Saved entries
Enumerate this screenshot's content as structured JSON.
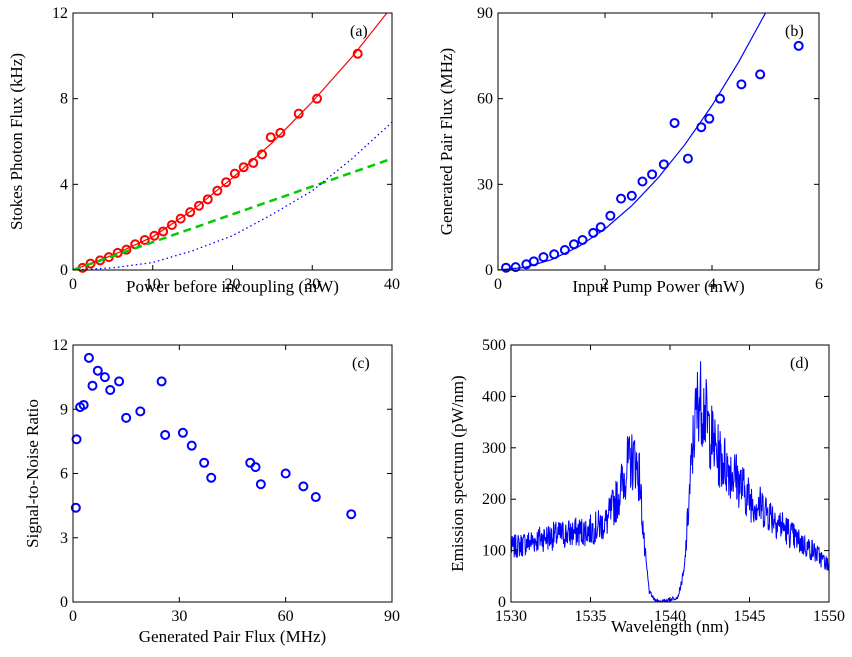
{
  "chart_data": [
    {
      "id": "a",
      "type": "line",
      "panel_label": "(a)",
      "xlabel": "Power before incoupling (mW)",
      "ylabel": "Stokes Photon Flux (kHz)",
      "xlim": [
        0,
        40
      ],
      "ylim": [
        0,
        12
      ],
      "xticks": [
        0,
        10,
        20,
        30,
        40
      ],
      "yticks": [
        0,
        4,
        8,
        12
      ],
      "series": [
        {
          "kind": "markers",
          "color": "#ff0000",
          "x": [
            1.2,
            2.2,
            3.4,
            4.5,
            5.6,
            6.7,
            7.8,
            9.0,
            10.2,
            11.3,
            12.4,
            13.5,
            14.7,
            15.8,
            16.9,
            18.1,
            19.2,
            20.3,
            21.4,
            22.6,
            23.7,
            24.8,
            26.0,
            28.3,
            30.6,
            35.7
          ],
          "y": [
            0.1,
            0.3,
            0.45,
            0.6,
            0.8,
            0.95,
            1.2,
            1.4,
            1.6,
            1.8,
            2.1,
            2.4,
            2.7,
            3.0,
            3.3,
            3.7,
            4.1,
            4.5,
            4.8,
            5.0,
            5.4,
            6.2,
            6.4,
            7.3,
            8.0,
            10.1
          ]
        },
        {
          "kind": "fit",
          "style": "solid",
          "color": "#ff0000",
          "x": [
            0,
            5,
            10,
            15,
            20,
            25,
            30,
            35,
            40
          ],
          "y": [
            0,
            0.7,
            1.55,
            2.8,
            4.3,
            5.95,
            7.85,
            9.95,
            12.3
          ]
        },
        {
          "kind": "component",
          "style": "dashed",
          "color": "#00cc00",
          "x": [
            0,
            40
          ],
          "y": [
            0,
            5.2
          ]
        },
        {
          "kind": "component",
          "style": "dotted",
          "color": "#0000ff",
          "x": [
            0,
            5,
            10,
            15,
            20,
            25,
            30,
            35,
            40
          ],
          "y": [
            0,
            0.1,
            0.35,
            0.9,
            1.6,
            2.6,
            3.7,
            5.2,
            6.9
          ]
        }
      ]
    },
    {
      "id": "b",
      "type": "scatter",
      "panel_label": "(b)",
      "xlabel": "Input Pump Power (mW)",
      "ylabel": "Generated Pair Flux (MHz)",
      "xlim": [
        0,
        6
      ],
      "ylim": [
        0,
        90
      ],
      "xticks": [
        0,
        2,
        4,
        6
      ],
      "yticks": [
        0,
        30,
        60,
        90
      ],
      "series": [
        {
          "kind": "markers",
          "color": "#0000ff",
          "x": [
            0.15,
            0.33,
            0.53,
            0.67,
            0.85,
            1.05,
            1.25,
            1.42,
            1.58,
            1.78,
            1.92,
            2.1,
            2.3,
            2.5,
            2.7,
            2.88,
            3.1,
            3.3,
            3.55,
            3.8,
            3.95,
            4.15,
            4.55,
            4.9,
            5.62
          ],
          "y": [
            0.8,
            1.0,
            2.0,
            3.0,
            4.5,
            5.5,
            7.0,
            9.0,
            10.5,
            13.0,
            15.0,
            19.0,
            25.0,
            26.0,
            31.0,
            33.5,
            37.0,
            51.5,
            39.0,
            50.0,
            53.0,
            60.0,
            65.0,
            68.5,
            78.5
          ]
        },
        {
          "kind": "fit",
          "style": "solid",
          "color": "#0000ff",
          "x": [
            0,
            0.5,
            1,
            1.5,
            2,
            2.5,
            3,
            3.5,
            4,
            4.5,
            5,
            5.25
          ],
          "y": [
            0,
            0.9,
            3.6,
            8.1,
            14.4,
            22.5,
            32.4,
            44.1,
            57.6,
            72.9,
            90.0,
            99.2
          ]
        }
      ]
    },
    {
      "id": "c",
      "type": "scatter",
      "panel_label": "(c)",
      "xlabel": "Generated Pair Flux (MHz)",
      "ylabel": "Signal-to-Noise Ratio",
      "xlim": [
        0,
        90
      ],
      "ylim": [
        0,
        12
      ],
      "xticks": [
        0,
        30,
        60,
        90
      ],
      "yticks": [
        0,
        3,
        6,
        9,
        12
      ],
      "series": [
        {
          "kind": "markers",
          "color": "#0000ff",
          "x": [
            0.8,
            1.0,
            2.0,
            3.0,
            4.5,
            5.5,
            7.0,
            9.0,
            10.5,
            13.0,
            15.0,
            19.0,
            25.0,
            26.0,
            31.0,
            33.5,
            37.0,
            39.0,
            50.0,
            51.5,
            53.0,
            60.0,
            65.0,
            68.5,
            78.5
          ],
          "y": [
            4.4,
            7.6,
            9.1,
            9.2,
            11.4,
            10.1,
            10.8,
            10.5,
            9.9,
            10.3,
            8.6,
            8.9,
            10.3,
            7.8,
            7.9,
            7.3,
            6.5,
            5.8,
            6.5,
            6.3,
            5.5,
            6.0,
            5.4,
            4.9,
            4.1
          ]
        }
      ]
    },
    {
      "id": "d",
      "type": "line",
      "panel_label": "(d)",
      "xlabel": "Wavelength (nm)",
      "ylabel": "Emission spectrum (pW/nm)",
      "xlim": [
        1530,
        1550
      ],
      "ylim": [
        0,
        500
      ],
      "xticks": [
        1530,
        1535,
        1540,
        1545,
        1550
      ],
      "yticks": [
        0,
        100,
        200,
        300,
        400,
        500
      ],
      "series": [
        {
          "kind": "spectrum",
          "color": "#0000ff",
          "x": [
            1530,
            1531,
            1532,
            1533,
            1534,
            1535,
            1536,
            1536.8,
            1537.3,
            1537.8,
            1538.1,
            1538.4,
            1538.7,
            1539,
            1539.5,
            1540,
            1540.5,
            1540.9,
            1541.2,
            1541.5,
            1541.8,
            1542.1,
            1542.5,
            1543,
            1544,
            1545,
            1546,
            1547,
            1548,
            1549,
            1550
          ],
          "y": [
            105,
            115,
            125,
            130,
            135,
            140,
            155,
            210,
            265,
            280,
            240,
            100,
            20,
            5,
            0,
            5,
            10,
            60,
            200,
            330,
            400,
            380,
            330,
            285,
            250,
            200,
            180,
            150,
            120,
            100,
            70
          ]
        }
      ]
    }
  ]
}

Job: Omit every image. Quote each record exactly.

Answer in full:
Enumerate this screenshot's content as structured JSON.
{
  "chart_data": [
    {
      "id": "a",
      "type": "line",
      "panel_label": "(a)",
      "xlabel": "Power before incoupling (mW)",
      "ylabel": "Stokes Photon Flux (kHz)",
      "xlim": [
        0,
        40
      ],
      "ylim": [
        0,
        12
      ],
      "xticks": [
        0,
        10,
        20,
        30,
        40
      ],
      "yticks": [
        0,
        4,
        8,
        12
      ],
      "series": [
        {
          "kind": "markers",
          "color": "#ff0000",
          "x": [
            1.2,
            2.2,
            3.4,
            4.5,
            5.6,
            6.7,
            7.8,
            9.0,
            10.2,
            11.3,
            12.4,
            13.5,
            14.7,
            15.8,
            16.9,
            18.1,
            19.2,
            20.3,
            21.4,
            22.6,
            23.7,
            24.8,
            26.0,
            28.3,
            30.6,
            35.7
          ],
          "y": [
            0.1,
            0.3,
            0.45,
            0.6,
            0.8,
            0.95,
            1.2,
            1.4,
            1.6,
            1.8,
            2.1,
            2.4,
            2.7,
            3.0,
            3.3,
            3.7,
            4.1,
            4.5,
            4.8,
            5.0,
            5.4,
            6.2,
            6.4,
            7.3,
            8.0,
            10.1
          ]
        },
        {
          "kind": "fit",
          "style": "solid",
          "color": "#ff0000",
          "x": [
            0,
            5,
            10,
            15,
            20,
            25,
            30,
            35,
            40
          ],
          "y": [
            0,
            0.7,
            1.55,
            2.8,
            4.3,
            5.95,
            7.85,
            9.95,
            12.3
          ]
        },
        {
          "kind": "component",
          "style": "dashed",
          "color": "#00cc00",
          "x": [
            0,
            40
          ],
          "y": [
            0,
            5.2
          ]
        },
        {
          "kind": "component",
          "style": "dotted",
          "color": "#0000ff",
          "x": [
            0,
            5,
            10,
            15,
            20,
            25,
            30,
            35,
            40
          ],
          "y": [
            0,
            0.1,
            0.35,
            0.9,
            1.6,
            2.6,
            3.7,
            5.2,
            6.9
          ]
        }
      ]
    },
    {
      "id": "b",
      "type": "scatter",
      "panel_label": "(b)",
      "xlabel": "Input Pump Power (mW)",
      "ylabel": "Generated Pair Flux (MHz)",
      "xlim": [
        0,
        6
      ],
      "ylim": [
        0,
        90
      ],
      "xticks": [
        0,
        2,
        4,
        6
      ],
      "yticks": [
        0,
        30,
        60,
        90
      ],
      "series": [
        {
          "kind": "markers",
          "color": "#0000ff",
          "x": [
            0.15,
            0.33,
            0.53,
            0.67,
            0.85,
            1.05,
            1.25,
            1.42,
            1.58,
            1.78,
            1.92,
            2.1,
            2.3,
            2.5,
            2.7,
            2.88,
            3.1,
            3.3,
            3.55,
            3.8,
            3.95,
            4.15,
            4.55,
            4.9,
            5.62
          ],
          "y": [
            0.8,
            1.0,
            2.0,
            3.0,
            4.5,
            5.5,
            7.0,
            9.0,
            10.5,
            13.0,
            15.0,
            19.0,
            25.0,
            26.0,
            31.0,
            33.5,
            37.0,
            51.5,
            39.0,
            50.0,
            53.0,
            60.0,
            65.0,
            68.5,
            78.5
          ]
        },
        {
          "kind": "fit",
          "style": "solid",
          "color": "#0000ff",
          "x": [
            0,
            0.5,
            1,
            1.5,
            2,
            2.5,
            3,
            3.5,
            4,
            4.5,
            5,
            5.25
          ],
          "y": [
            0,
            0.9,
            3.6,
            8.1,
            14.4,
            22.5,
            32.4,
            44.1,
            57.6,
            72.9,
            90.0,
            99.2
          ]
        }
      ]
    },
    {
      "id": "c",
      "type": "scatter",
      "panel_label": "(c)",
      "xlabel": "Generated Pair Flux (MHz)",
      "ylabel": "Signal-to-Noise Ratio",
      "xlim": [
        0,
        90
      ],
      "ylim": [
        0,
        12
      ],
      "xticks": [
        0,
        30,
        60,
        90
      ],
      "yticks": [
        0,
        3,
        6,
        9,
        12
      ],
      "series": [
        {
          "kind": "markers",
          "color": "#0000ff",
          "x": [
            0.8,
            1.0,
            2.0,
            3.0,
            4.5,
            5.5,
            7.0,
            9.0,
            10.5,
            13.0,
            15.0,
            19.0,
            25.0,
            26.0,
            31.0,
            33.5,
            37.0,
            39.0,
            50.0,
            51.5,
            53.0,
            60.0,
            65.0,
            68.5,
            78.5
          ],
          "y": [
            4.4,
            7.6,
            9.1,
            9.2,
            11.4,
            10.1,
            10.8,
            10.5,
            9.9,
            10.3,
            8.6,
            8.9,
            10.3,
            7.8,
            7.9,
            7.3,
            6.5,
            5.8,
            6.5,
            6.3,
            5.5,
            6.0,
            5.4,
            4.9,
            4.1
          ]
        }
      ]
    },
    {
      "id": "d",
      "type": "line",
      "panel_label": "(d)",
      "xlabel": "Wavelength (nm)",
      "ylabel": "Emission spectrum (pW/nm)",
      "xlim": [
        1530,
        1550
      ],
      "ylim": [
        0,
        500
      ],
      "xticks": [
        1530,
        1535,
        1540,
        1545,
        1550
      ],
      "yticks": [
        0,
        100,
        200,
        300,
        400,
        500
      ],
      "series": [
        {
          "kind": "spectrum",
          "color": "#0000ff",
          "x": [
            1530,
            1531,
            1532,
            1533,
            1534,
            1535,
            1536,
            1536.8,
            1537.3,
            1537.8,
            1538.1,
            1538.4,
            1538.7,
            1539,
            1539.5,
            1540,
            1540.5,
            1540.9,
            1541.2,
            1541.5,
            1541.8,
            1542.1,
            1542.5,
            1543,
            1544,
            1545,
            1546,
            1547,
            1548,
            1549,
            1550
          ],
          "y": [
            105,
            115,
            125,
            130,
            135,
            140,
            155,
            210,
            265,
            280,
            240,
            100,
            20,
            5,
            0,
            5,
            10,
            60,
            200,
            330,
            400,
            380,
            330,
            285,
            250,
            200,
            180,
            150,
            120,
            100,
            70
          ]
        }
      ]
    }
  ]
}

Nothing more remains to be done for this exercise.